Instructions for the task
How many lines of the material below contain the string "arcsec"? Answer with the number and nothing else.
______________________________
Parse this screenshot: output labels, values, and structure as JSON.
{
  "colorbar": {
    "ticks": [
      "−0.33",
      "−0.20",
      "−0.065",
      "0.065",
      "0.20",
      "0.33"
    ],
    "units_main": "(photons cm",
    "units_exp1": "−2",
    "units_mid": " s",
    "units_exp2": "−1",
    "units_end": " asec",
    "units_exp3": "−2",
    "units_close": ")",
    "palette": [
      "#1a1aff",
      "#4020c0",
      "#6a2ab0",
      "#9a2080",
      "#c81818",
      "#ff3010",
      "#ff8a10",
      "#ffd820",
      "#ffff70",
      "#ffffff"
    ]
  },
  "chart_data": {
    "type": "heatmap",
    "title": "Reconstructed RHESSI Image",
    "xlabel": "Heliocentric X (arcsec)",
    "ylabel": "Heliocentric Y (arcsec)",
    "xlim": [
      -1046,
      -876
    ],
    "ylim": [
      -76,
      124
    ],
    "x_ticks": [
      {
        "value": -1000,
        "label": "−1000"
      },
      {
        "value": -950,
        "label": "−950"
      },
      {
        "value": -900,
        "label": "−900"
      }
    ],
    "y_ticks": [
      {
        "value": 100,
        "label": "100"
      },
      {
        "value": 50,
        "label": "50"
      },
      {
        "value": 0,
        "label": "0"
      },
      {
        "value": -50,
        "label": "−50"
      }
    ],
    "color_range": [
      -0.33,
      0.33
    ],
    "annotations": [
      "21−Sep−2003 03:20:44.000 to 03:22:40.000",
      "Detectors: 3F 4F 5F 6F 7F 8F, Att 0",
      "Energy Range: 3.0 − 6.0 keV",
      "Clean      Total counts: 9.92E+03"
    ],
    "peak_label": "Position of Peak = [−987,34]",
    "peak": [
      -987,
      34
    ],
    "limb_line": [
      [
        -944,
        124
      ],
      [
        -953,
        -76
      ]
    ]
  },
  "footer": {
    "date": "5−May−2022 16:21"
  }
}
______________________________
Answer below
2